-- begin --

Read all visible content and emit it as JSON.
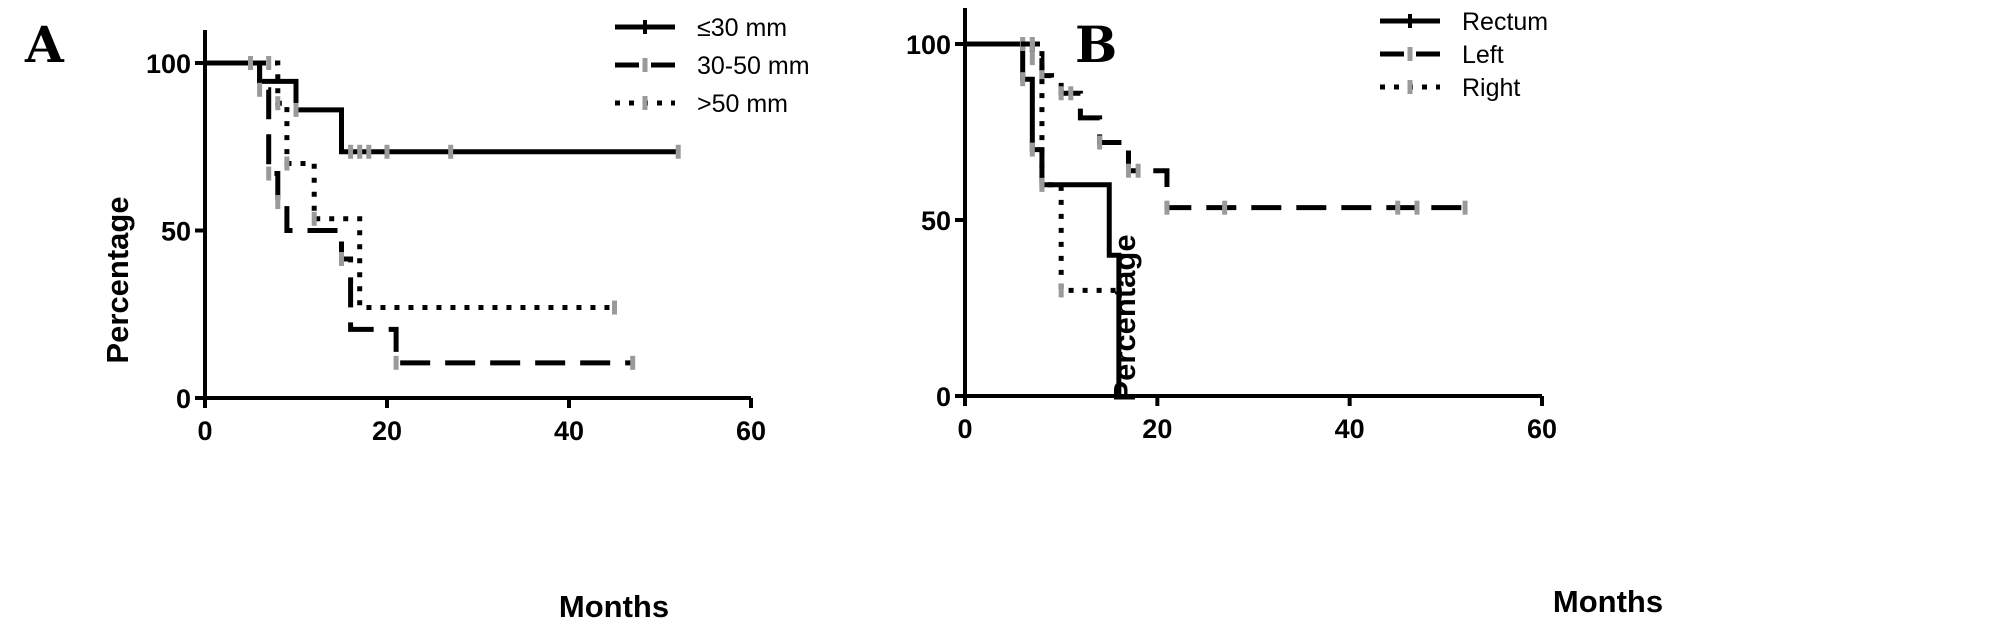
{
  "chart_data": [
    {
      "type": "line",
      "step": true,
      "panel_label": "A",
      "xlabel": "Months",
      "ylabel": "Percentage",
      "xlim": [
        0,
        60
      ],
      "ylim": [
        0,
        100
      ],
      "xticks": [
        0,
        20,
        40,
        60
      ],
      "yticks": [
        0,
        50,
        100
      ],
      "legend_position": "top-right",
      "series": [
        {
          "name": "≤30 mm",
          "style": "solid",
          "steps": [
            [
              0,
              100
            ],
            [
              6,
              94.5
            ],
            [
              10,
              86
            ],
            [
              15,
              73.5
            ],
            [
              52,
              73.5
            ]
          ],
          "censored": [
            [
              10,
              86
            ],
            [
              16,
              73.5
            ],
            [
              17,
              73.5
            ],
            [
              18,
              73.5
            ],
            [
              20,
              73.5
            ],
            [
              27,
              73.5
            ],
            [
              52,
              73.5
            ]
          ]
        },
        {
          "name": "30-50 mm",
          "style": "dashed",
          "steps": [
            [
              0,
              100
            ],
            [
              6,
              92
            ],
            [
              7,
              67
            ],
            [
              8,
              58.5
            ],
            [
              9,
              50
            ],
            [
              15,
              41.5
            ],
            [
              16,
              20.5
            ],
            [
              21,
              10.5
            ],
            [
              47,
              10.5
            ]
          ],
          "censored": [
            [
              6,
              92
            ],
            [
              7,
              67
            ],
            [
              8,
              58.5
            ],
            [
              15,
              41.5
            ],
            [
              21,
              10.5
            ],
            [
              47,
              10.5
            ]
          ]
        },
        {
          "name": ">50 mm",
          "style": "dotted",
          "steps": [
            [
              0,
              100
            ],
            [
              7,
              100
            ],
            [
              8,
              88
            ],
            [
              9,
              70
            ],
            [
              12,
              53.5
            ],
            [
              17,
              27
            ],
            [
              45,
              27
            ]
          ],
          "censored": [
            [
              5,
              100
            ],
            [
              7,
              100
            ],
            [
              8,
              88
            ],
            [
              9,
              70
            ],
            [
              12,
              53.5
            ],
            [
              45,
              27
            ]
          ]
        }
      ]
    },
    {
      "type": "line",
      "step": true,
      "panel_label": "B",
      "xlabel": "Months",
      "ylabel": "Percentage",
      "xlim": [
        0,
        60
      ],
      "ylim": [
        0,
        100
      ],
      "xticks": [
        0,
        20,
        40,
        60
      ],
      "yticks": [
        0,
        50,
        100
      ],
      "legend_position": "top-right",
      "series": [
        {
          "name": "Rectum",
          "style": "solid",
          "steps": [
            [
              0,
              100
            ],
            [
              6,
              90
            ],
            [
              7,
              70
            ],
            [
              8,
              60
            ],
            [
              15,
              40
            ],
            [
              16,
              0
            ]
          ],
          "censored": [
            [
              6,
              90
            ],
            [
              7,
              70
            ],
            [
              8,
              60
            ]
          ]
        },
        {
          "name": "Left",
          "style": "dashed",
          "steps": [
            [
              0,
              100
            ],
            [
              7,
              96
            ],
            [
              8,
              91
            ],
            [
              9,
              90
            ],
            [
              10,
              86
            ],
            [
              12,
              79
            ],
            [
              14,
              72
            ],
            [
              17,
              64
            ],
            [
              21,
              53.5
            ],
            [
              52,
              53.5
            ]
          ],
          "censored": [
            [
              6,
              100
            ],
            [
              7,
              96
            ],
            [
              8,
              91
            ],
            [
              10,
              86
            ],
            [
              11,
              86
            ],
            [
              14,
              72
            ],
            [
              17,
              64
            ],
            [
              18,
              64
            ],
            [
              21,
              53.5
            ],
            [
              27,
              53.5
            ],
            [
              45,
              53.5
            ],
            [
              47,
              53.5
            ],
            [
              52,
              53.5
            ]
          ]
        },
        {
          "name": "Right",
          "style": "dotted",
          "steps": [
            [
              0,
              100
            ],
            [
              7,
              100
            ],
            [
              8,
              60
            ],
            [
              10,
              30
            ],
            [
              16,
              30
            ]
          ],
          "censored": [
            [
              7,
              100
            ],
            [
              8,
              60
            ],
            [
              10,
              30
            ]
          ]
        }
      ]
    }
  ]
}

-- end --

PROBLEM TO WORK ON:
Nothing but the pictures may be dropped; output the records above exactly.

RESULT OF THE TASK:
Read all visible content and emit it as JSON.
{
  "chart_data": [
    {
      "type": "line",
      "step": true,
      "panel_label": "A",
      "xlabel": "Months",
      "ylabel": "Percentage",
      "xlim": [
        0,
        60
      ],
      "ylim": [
        0,
        100
      ],
      "xticks": [
        0,
        20,
        40,
        60
      ],
      "yticks": [
        0,
        50,
        100
      ],
      "legend_position": "top-right",
      "series": [
        {
          "name": "≤30 mm",
          "style": "solid",
          "steps": [
            [
              0,
              100
            ],
            [
              6,
              94.5
            ],
            [
              10,
              86
            ],
            [
              15,
              73.5
            ],
            [
              52,
              73.5
            ]
          ],
          "censored": [
            [
              10,
              86
            ],
            [
              16,
              73.5
            ],
            [
              17,
              73.5
            ],
            [
              18,
              73.5
            ],
            [
              20,
              73.5
            ],
            [
              27,
              73.5
            ],
            [
              52,
              73.5
            ]
          ]
        },
        {
          "name": "30-50 mm",
          "style": "dashed",
          "steps": [
            [
              0,
              100
            ],
            [
              6,
              92
            ],
            [
              7,
              67
            ],
            [
              8,
              58.5
            ],
            [
              9,
              50
            ],
            [
              15,
              41.5
            ],
            [
              16,
              20.5
            ],
            [
              21,
              10.5
            ],
            [
              47,
              10.5
            ]
          ],
          "censored": [
            [
              6,
              92
            ],
            [
              7,
              67
            ],
            [
              8,
              58.5
            ],
            [
              15,
              41.5
            ],
            [
              21,
              10.5
            ],
            [
              47,
              10.5
            ]
          ]
        },
        {
          "name": ">50 mm",
          "style": "dotted",
          "steps": [
            [
              0,
              100
            ],
            [
              7,
              100
            ],
            [
              8,
              88
            ],
            [
              9,
              70
            ],
            [
              12,
              53.5
            ],
            [
              17,
              27
            ],
            [
              45,
              27
            ]
          ],
          "censored": [
            [
              5,
              100
            ],
            [
              7,
              100
            ],
            [
              8,
              88
            ],
            [
              9,
              70
            ],
            [
              12,
              53.5
            ],
            [
              45,
              27
            ]
          ]
        }
      ]
    },
    {
      "type": "line",
      "step": true,
      "panel_label": "B",
      "xlabel": "Months",
      "ylabel": "Percentage",
      "xlim": [
        0,
        60
      ],
      "ylim": [
        0,
        100
      ],
      "xticks": [
        0,
        20,
        40,
        60
      ],
      "yticks": [
        0,
        50,
        100
      ],
      "legend_position": "top-right",
      "series": [
        {
          "name": "Rectum",
          "style": "solid",
          "steps": [
            [
              0,
              100
            ],
            [
              6,
              90
            ],
            [
              7,
              70
            ],
            [
              8,
              60
            ],
            [
              15,
              40
            ],
            [
              16,
              0
            ]
          ],
          "censored": [
            [
              6,
              90
            ],
            [
              7,
              70
            ],
            [
              8,
              60
            ]
          ]
        },
        {
          "name": "Left",
          "style": "dashed",
          "steps": [
            [
              0,
              100
            ],
            [
              7,
              96
            ],
            [
              8,
              91
            ],
            [
              9,
              90
            ],
            [
              10,
              86
            ],
            [
              12,
              79
            ],
            [
              14,
              72
            ],
            [
              17,
              64
            ],
            [
              21,
              53.5
            ],
            [
              52,
              53.5
            ]
          ],
          "censored": [
            [
              6,
              100
            ],
            [
              7,
              96
            ],
            [
              8,
              91
            ],
            [
              10,
              86
            ],
            [
              11,
              86
            ],
            [
              14,
              72
            ],
            [
              17,
              64
            ],
            [
              18,
              64
            ],
            [
              21,
              53.5
            ],
            [
              27,
              53.5
            ],
            [
              45,
              53.5
            ],
            [
              47,
              53.5
            ],
            [
              52,
              53.5
            ]
          ]
        },
        {
          "name": "Right",
          "style": "dotted",
          "steps": [
            [
              0,
              100
            ],
            [
              7,
              100
            ],
            [
              8,
              60
            ],
            [
              10,
              30
            ],
            [
              16,
              30
            ]
          ],
          "censored": [
            [
              7,
              100
            ],
            [
              8,
              60
            ],
            [
              10,
              30
            ]
          ]
        }
      ]
    }
  ]
}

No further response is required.